- [Task objective] Quote the whole listing exactly. Leave the pictures out of your copy.

Stored data:
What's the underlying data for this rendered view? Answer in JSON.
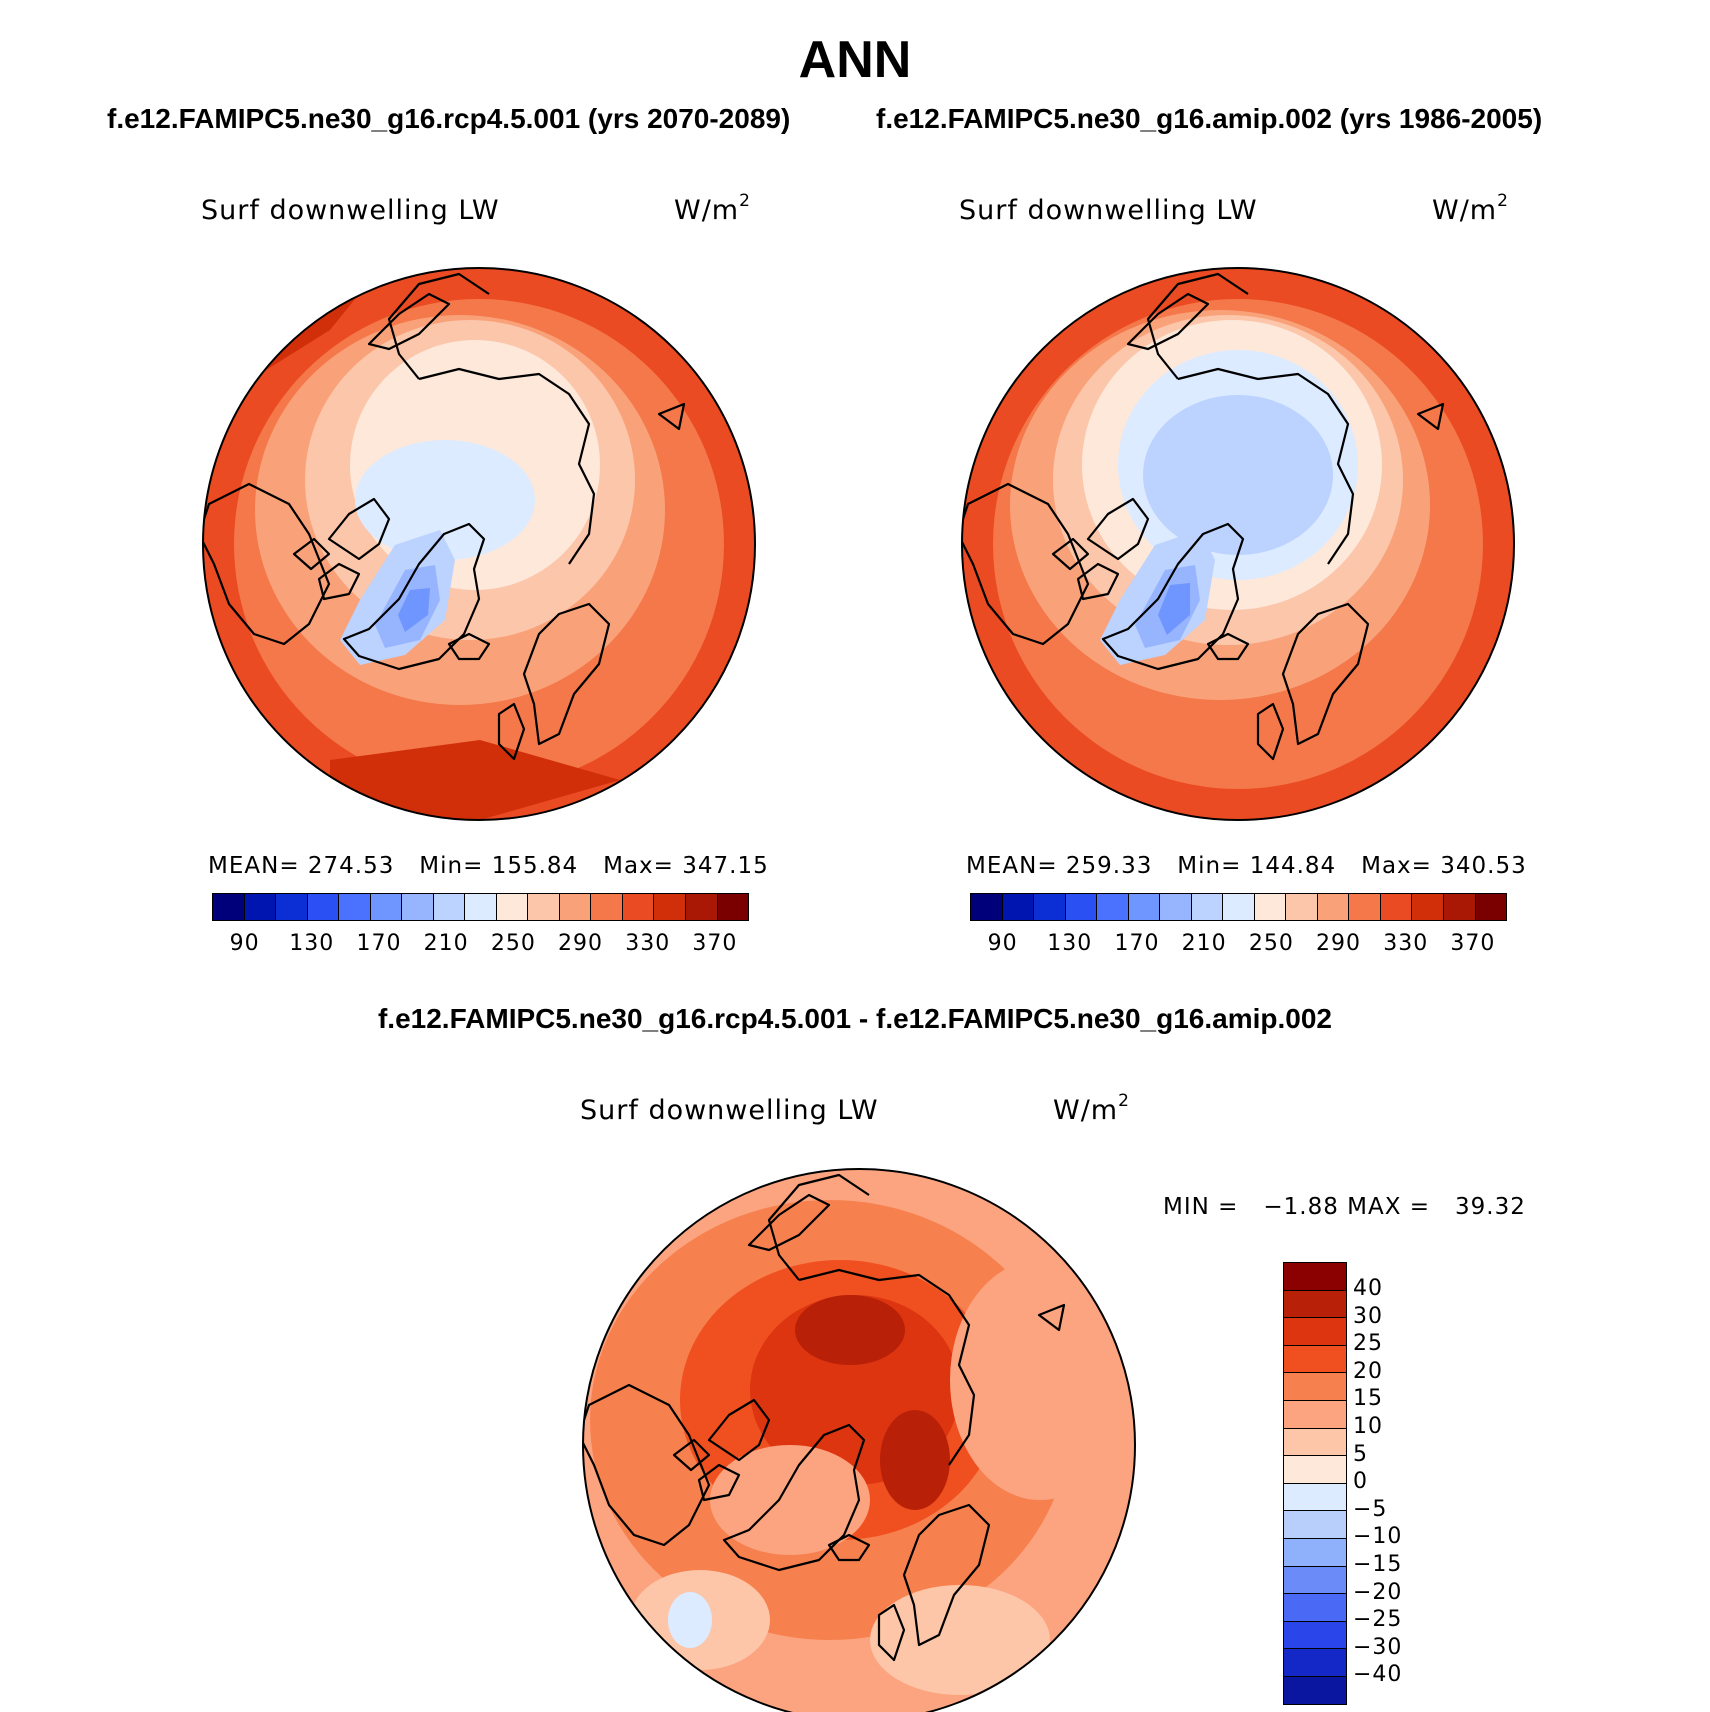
{
  "page": {
    "season": "ANN",
    "left_case_title": "f.e12.FAMIPC5.ne30_g16.rcp4.5.001 (yrs 2070-2089)",
    "right_case_title": "f.e12.FAMIPC5.ne30_g16.amip.002 (yrs 1986-2005)",
    "diff_title": "f.e12.FAMIPC5.ne30_g16.rcp4.5.001 - f.e12.FAMIPC5.ne30_g16.amip.002"
  },
  "panels": {
    "left": {
      "variable": "Surf downwelling LW",
      "unit_base": "W/m",
      "unit_exp": "2",
      "stats": "MEAN= 274.53   Min= 155.84   Max= 347.15"
    },
    "right": {
      "variable": "Surf downwelling LW",
      "unit_base": "W/m",
      "unit_exp": "2",
      "stats": "MEAN= 259.33   Min= 144.84   Max= 340.53"
    },
    "diff": {
      "variable": "Surf downwelling LW",
      "unit_base": "W/m",
      "unit_exp": "2",
      "minmax": "MIN =   −1.88 MAX =   39.32"
    }
  },
  "colorbars": {
    "abs_ticks": [
      "90",
      "130",
      "170",
      "210",
      "250",
      "290",
      "330",
      "370"
    ],
    "abs_colors": [
      "#00007a",
      "#0015b0",
      "#0b2fd4",
      "#2a4ff2",
      "#4a72ff",
      "#6f95ff",
      "#97b5ff",
      "#bcd2ff",
      "#dcebff",
      "#fde8da",
      "#fcc6aa",
      "#f9a27a",
      "#f4784a",
      "#ea4b22",
      "#d12f0a",
      "#a81805",
      "#7a0000"
    ],
    "diff_ticks": [
      "40",
      "30",
      "25",
      "20",
      "15",
      "10",
      "5",
      "0",
      "−5",
      "−10",
      "−15",
      "−20",
      "−25",
      "−30",
      "−40"
    ],
    "diff_colors": [
      "#8b0000",
      "#b82008",
      "#dc3510",
      "#f05020",
      "#f7804f",
      "#fba47f",
      "#fdc6a8",
      "#fde8da",
      "#dcebff",
      "#b8cffc",
      "#8fb0fa",
      "#6b8cf8",
      "#4a6af5",
      "#2a45ea",
      "#1428c8",
      "#0a15a0"
    ]
  },
  "chart_data": [
    {
      "type": "heatmap",
      "projection": "north polar stereographic",
      "title": "Surf downwelling LW",
      "units": "W/m2",
      "case": "f.e12.FAMIPC5.ne30_g16.rcp4.5.001 (yrs 2070-2089)",
      "mean": 274.53,
      "min": 155.84,
      "max": 347.15,
      "levels": [
        90,
        130,
        170,
        210,
        250,
        290,
        330,
        370
      ]
    },
    {
      "type": "heatmap",
      "projection": "north polar stereographic",
      "title": "Surf downwelling LW",
      "units": "W/m2",
      "case": "f.e12.FAMIPC5.ne30_g16.amip.002 (yrs 1986-2005)",
      "mean": 259.33,
      "min": 144.84,
      "max": 340.53,
      "levels": [
        90,
        130,
        170,
        210,
        250,
        290,
        330,
        370
      ]
    },
    {
      "type": "heatmap",
      "projection": "north polar stereographic",
      "title": "Surf downwelling LW",
      "units": "W/m2",
      "case": "f.e12.FAMIPC5.ne30_g16.rcp4.5.001 - f.e12.FAMIPC5.ne30_g16.amip.002",
      "min": -1.88,
      "max": 39.32,
      "levels": [
        -40,
        -30,
        -25,
        -20,
        -15,
        -10,
        -5,
        0,
        5,
        10,
        15,
        20,
        25,
        30,
        40
      ]
    }
  ]
}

- [Result for this task]
What's the underlying data for this rendered view? Answer in JSON.
{
  "page": {
    "season": "ANN",
    "left_case_title": "f.e12.FAMIPC5.ne30_g16.rcp4.5.001 (yrs 2070-2089)",
    "right_case_title": "f.e12.FAMIPC5.ne30_g16.amip.002 (yrs 1986-2005)",
    "diff_title": "f.e12.FAMIPC5.ne30_g16.rcp4.5.001 - f.e12.FAMIPC5.ne30_g16.amip.002"
  },
  "panels": {
    "left": {
      "variable": "Surf downwelling LW",
      "unit_base": "W/m",
      "unit_exp": "2",
      "stats": "MEAN= 274.53   Min= 155.84   Max= 347.15"
    },
    "right": {
      "variable": "Surf downwelling LW",
      "unit_base": "W/m",
      "unit_exp": "2",
      "stats": "MEAN= 259.33   Min= 144.84   Max= 340.53"
    },
    "diff": {
      "variable": "Surf downwelling LW",
      "unit_base": "W/m",
      "unit_exp": "2",
      "minmax": "MIN =   −1.88 MAX =   39.32"
    }
  },
  "colorbars": {
    "abs_ticks": [
      "90",
      "130",
      "170",
      "210",
      "250",
      "290",
      "330",
      "370"
    ],
    "abs_colors": [
      "#00007a",
      "#0015b0",
      "#0b2fd4",
      "#2a4ff2",
      "#4a72ff",
      "#6f95ff",
      "#97b5ff",
      "#bcd2ff",
      "#dcebff",
      "#fde8da",
      "#fcc6aa",
      "#f9a27a",
      "#f4784a",
      "#ea4b22",
      "#d12f0a",
      "#a81805",
      "#7a0000"
    ],
    "diff_ticks": [
      "40",
      "30",
      "25",
      "20",
      "15",
      "10",
      "5",
      "0",
      "−5",
      "−10",
      "−15",
      "−20",
      "−25",
      "−30",
      "−40"
    ],
    "diff_colors": [
      "#8b0000",
      "#b82008",
      "#dc3510",
      "#f05020",
      "#f7804f",
      "#fba47f",
      "#fdc6a8",
      "#fde8da",
      "#dcebff",
      "#b8cffc",
      "#8fb0fa",
      "#6b8cf8",
      "#4a6af5",
      "#2a45ea",
      "#1428c8",
      "#0a15a0"
    ]
  },
  "chart_data": [
    {
      "type": "heatmap",
      "projection": "north polar stereographic",
      "title": "Surf downwelling LW",
      "units": "W/m2",
      "case": "f.e12.FAMIPC5.ne30_g16.rcp4.5.001 (yrs 2070-2089)",
      "mean": 274.53,
      "min": 155.84,
      "max": 347.15,
      "levels": [
        90,
        130,
        170,
        210,
        250,
        290,
        330,
        370
      ]
    },
    {
      "type": "heatmap",
      "projection": "north polar stereographic",
      "title": "Surf downwelling LW",
      "units": "W/m2",
      "case": "f.e12.FAMIPC5.ne30_g16.amip.002 (yrs 1986-2005)",
      "mean": 259.33,
      "min": 144.84,
      "max": 340.53,
      "levels": [
        90,
        130,
        170,
        210,
        250,
        290,
        330,
        370
      ]
    },
    {
      "type": "heatmap",
      "projection": "north polar stereographic",
      "title": "Surf downwelling LW",
      "units": "W/m2",
      "case": "f.e12.FAMIPC5.ne30_g16.rcp4.5.001 - f.e12.FAMIPC5.ne30_g16.amip.002",
      "min": -1.88,
      "max": 39.32,
      "levels": [
        -40,
        -30,
        -25,
        -20,
        -15,
        -10,
        -5,
        0,
        5,
        10,
        15,
        20,
        25,
        30,
        40
      ]
    }
  ]
}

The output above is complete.